> [Exercise details]: Gather from the material every line that contains the string "this".

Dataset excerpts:
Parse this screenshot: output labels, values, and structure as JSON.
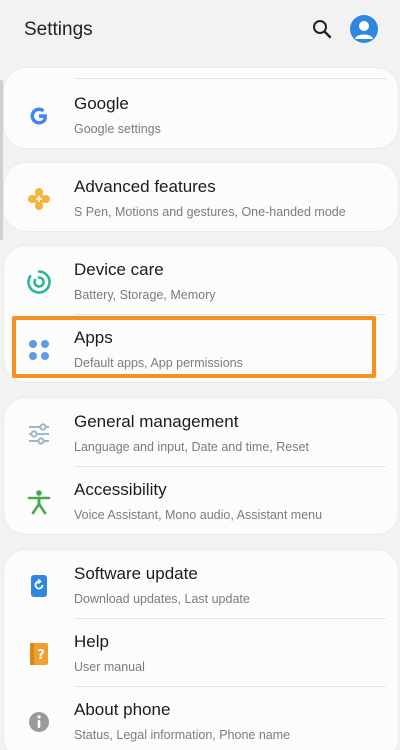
{
  "header": {
    "title": "Settings"
  },
  "icons": {
    "search": "search-icon",
    "avatar": "profile-avatar-icon"
  },
  "items": {
    "google": {
      "name": "Google",
      "sub": "Google settings",
      "icon": "google-icon"
    },
    "advanced": {
      "name": "Advanced features",
      "sub": "S Pen, Motions and gestures, One-handed mode",
      "icon": "puzzle-icon"
    },
    "device_care": {
      "name": "Device care",
      "sub": "Battery, Storage, Memory",
      "icon": "device-care-icon"
    },
    "apps": {
      "name": "Apps",
      "sub": "Default apps, App permissions",
      "icon": "apps-grid-icon"
    },
    "general": {
      "name": "General management",
      "sub": "Language and input, Date and time, Reset",
      "icon": "sliders-icon"
    },
    "accessibility": {
      "name": "Accessibility",
      "sub": "Voice Assistant, Mono audio, Assistant menu",
      "icon": "accessibility-icon"
    },
    "software": {
      "name": "Software update",
      "sub": "Download updates, Last update",
      "icon": "software-update-icon"
    },
    "help": {
      "name": "Help",
      "sub": "User manual",
      "icon": "help-icon"
    },
    "about": {
      "name": "About phone",
      "sub": "Status, Legal information, Phone name",
      "icon": "info-icon"
    }
  },
  "colors": {
    "highlight": "#f7901e",
    "google_blue": "#4285f4",
    "advanced_orange": "#f5b433",
    "device_care_teal": "#2fb39a",
    "apps_blue": "#5c9be8",
    "general_gray": "#9bb6c4",
    "accessibility_green": "#4aa84a",
    "software_blue": "#2f86e3",
    "help_orange": "#f0a030",
    "about_gray": "#9a9a9a"
  }
}
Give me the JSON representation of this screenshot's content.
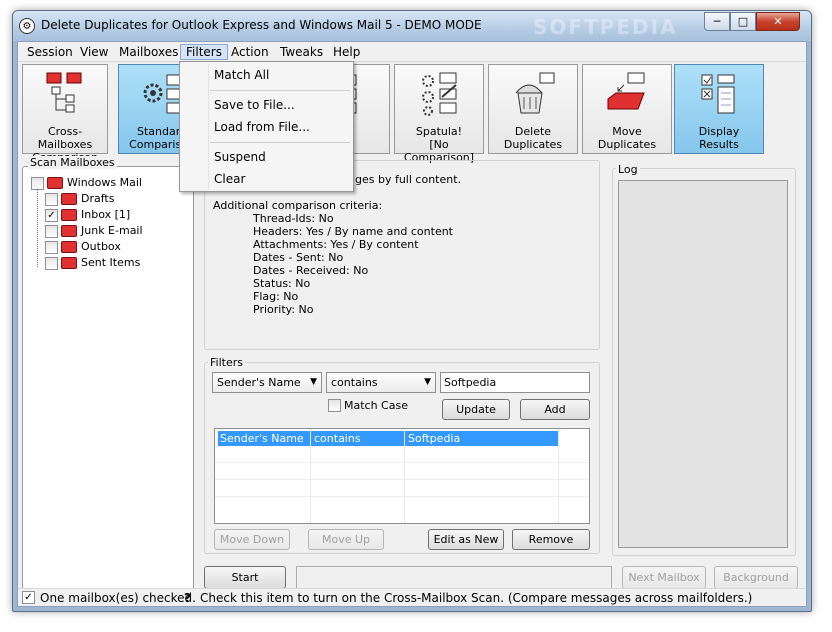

> [Exercise result]:
Parse this screenshot: output labels, values, and structure as JSON.
Give me the JSON representation of this screenshot's content.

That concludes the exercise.